WHAT IS BEING ASKED: Can you transcribe every line exactly and leave the pictures behind?

▬▬▬▬▬▬▬▬▬▬

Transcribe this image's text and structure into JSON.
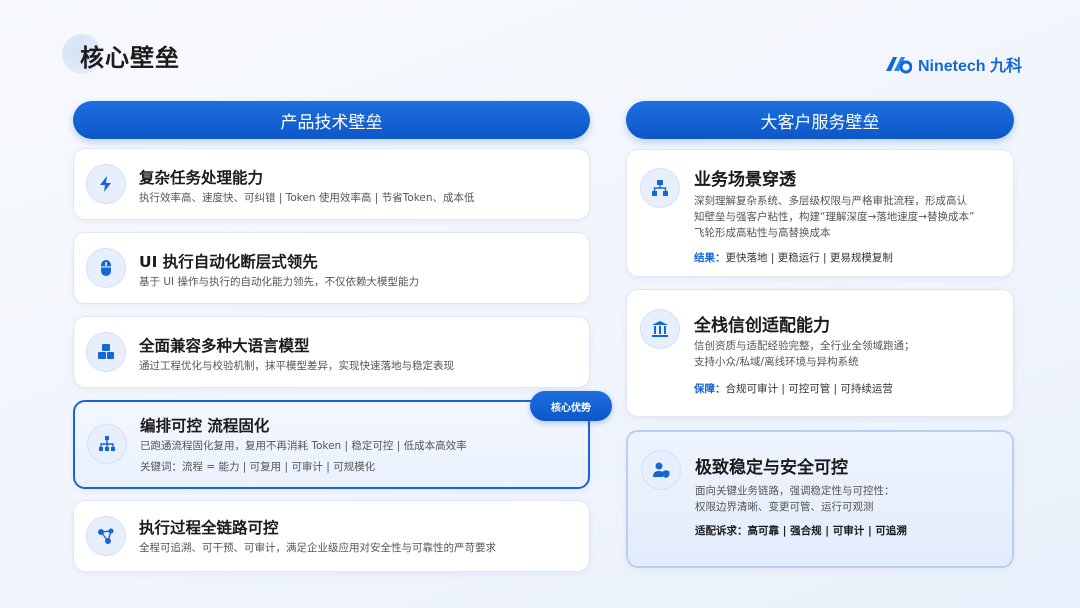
{
  "page": {
    "title": "核心壁垒"
  },
  "logo": {
    "text": "Ninetech 九科"
  },
  "left": {
    "header": "产品技术壁垒",
    "badge": "核心优势",
    "cards": [
      {
        "title": "复杂任务处理能力",
        "desc": "执行效率高、速度快、可纠错 | Token 使用效率高 | 节省Token、成本低",
        "icon": "lightning-icon"
      },
      {
        "title": "UI 执行自动化断层式领先",
        "desc": "基于 UI 操作与执行的自动化能力领先，不仅依赖大模型能力",
        "icon": "mouse-icon"
      },
      {
        "title": "全面兼容多种大语言模型",
        "desc": "通过工程优化与校验机制，抹平模型差异，实现快速落地与稳定表现",
        "icon": "cubes-icon"
      },
      {
        "title": "编排可控 流程固化",
        "desc": "已跑通流程固化复用，复用不再消耗 Token | 稳定可控 | 低成本高效率",
        "desc2": "关键词：流程 = 能力 | 可复用 | 可审计 | 可规模化",
        "icon": "sitemap-icon"
      },
      {
        "title": "执行过程全链路可控",
        "desc": "全程可追溯、可干预、可审计，满足企业级应用对安全性与可靠性的严苛要求",
        "icon": "nodes-icon"
      }
    ]
  },
  "right": {
    "header": "大客户服务壁垒",
    "cards": [
      {
        "title": "业务场景穿透",
        "desc": [
          "深刻理解复杂系统、多层级权限与严格审批流程，形成高认",
          "知壁垒与强客户粘性，构建“理解深度→落地速度→替换成本”",
          "飞轮形成高粘性与高替换成本"
        ],
        "result_label": "结果：",
        "result": "更快落地 | 更稳运行 | 更易规模复制",
        "icon": "org-chart-icon"
      },
      {
        "title": "全栈信创适配能力",
        "desc": [
          "信创资质与适配经验完整，全行业全领域跑通；",
          "支持小众/私域/离线环境与异构系统"
        ],
        "result_label": "保障：",
        "result": "合规可审计 | 可控可管 | 可持续运营",
        "icon": "bank-icon"
      },
      {
        "title": "极致稳定与安全可控",
        "desc": [
          "面向关键业务链路，强调稳定性与可控性：",
          "权限边界清晰、变更可管、运行可观测"
        ],
        "result": "适配诉求：高可靠 | 强合规 | 可审计 | 可追溯",
        "icon": "user-shield-icon"
      }
    ]
  },
  "colors": {
    "accent": "#1566d6",
    "accent_dark": "#0d57c8"
  }
}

▬▬▬▬▬▬▬▬▬▬

EXERCISE OUTPUT:
Transcribe this image's text and structure into JSON.
{
  "page": {
    "title": "核心壁垒"
  },
  "logo": {
    "text": "Ninetech 九科"
  },
  "left": {
    "header": "产品技术壁垒",
    "badge": "核心优势",
    "cards": [
      {
        "title": "复杂任务处理能力",
        "desc": "执行效率高、速度快、可纠错 | Token 使用效率高 | 节省Token、成本低",
        "icon": "lightning-icon"
      },
      {
        "title": "UI 执行自动化断层式领先",
        "desc": "基于 UI 操作与执行的自动化能力领先，不仅依赖大模型能力",
        "icon": "mouse-icon"
      },
      {
        "title": "全面兼容多种大语言模型",
        "desc": "通过工程优化与校验机制，抹平模型差异，实现快速落地与稳定表现",
        "icon": "cubes-icon"
      },
      {
        "title": "编排可控 流程固化",
        "desc": "已跑通流程固化复用，复用不再消耗 Token | 稳定可控 | 低成本高效率",
        "desc2": "关键词：流程 = 能力 | 可复用 | 可审计 | 可规模化",
        "icon": "sitemap-icon"
      },
      {
        "title": "执行过程全链路可控",
        "desc": "全程可追溯、可干预、可审计，满足企业级应用对安全性与可靠性的严苛要求",
        "icon": "nodes-icon"
      }
    ]
  },
  "right": {
    "header": "大客户服务壁垒",
    "cards": [
      {
        "title": "业务场景穿透",
        "desc": [
          "深刻理解复杂系统、多层级权限与严格审批流程，形成高认",
          "知壁垒与强客户粘性，构建“理解深度→落地速度→替换成本”",
          "飞轮形成高粘性与高替换成本"
        ],
        "result_label": "结果：",
        "result": "更快落地 | 更稳运行 | 更易规模复制",
        "icon": "org-chart-icon"
      },
      {
        "title": "全栈信创适配能力",
        "desc": [
          "信创资质与适配经验完整，全行业全领域跑通；",
          "支持小众/私域/离线环境与异构系统"
        ],
        "result_label": "保障：",
        "result": "合规可审计 | 可控可管 | 可持续运营",
        "icon": "bank-icon"
      },
      {
        "title": "极致稳定与安全可控",
        "desc": [
          "面向关键业务链路，强调稳定性与可控性：",
          "权限边界清晰、变更可管、运行可观测"
        ],
        "result": "适配诉求：高可靠 | 强合规 | 可审计 | 可追溯",
        "icon": "user-shield-icon"
      }
    ]
  },
  "colors": {
    "accent": "#1566d6",
    "accent_dark": "#0d57c8"
  }
}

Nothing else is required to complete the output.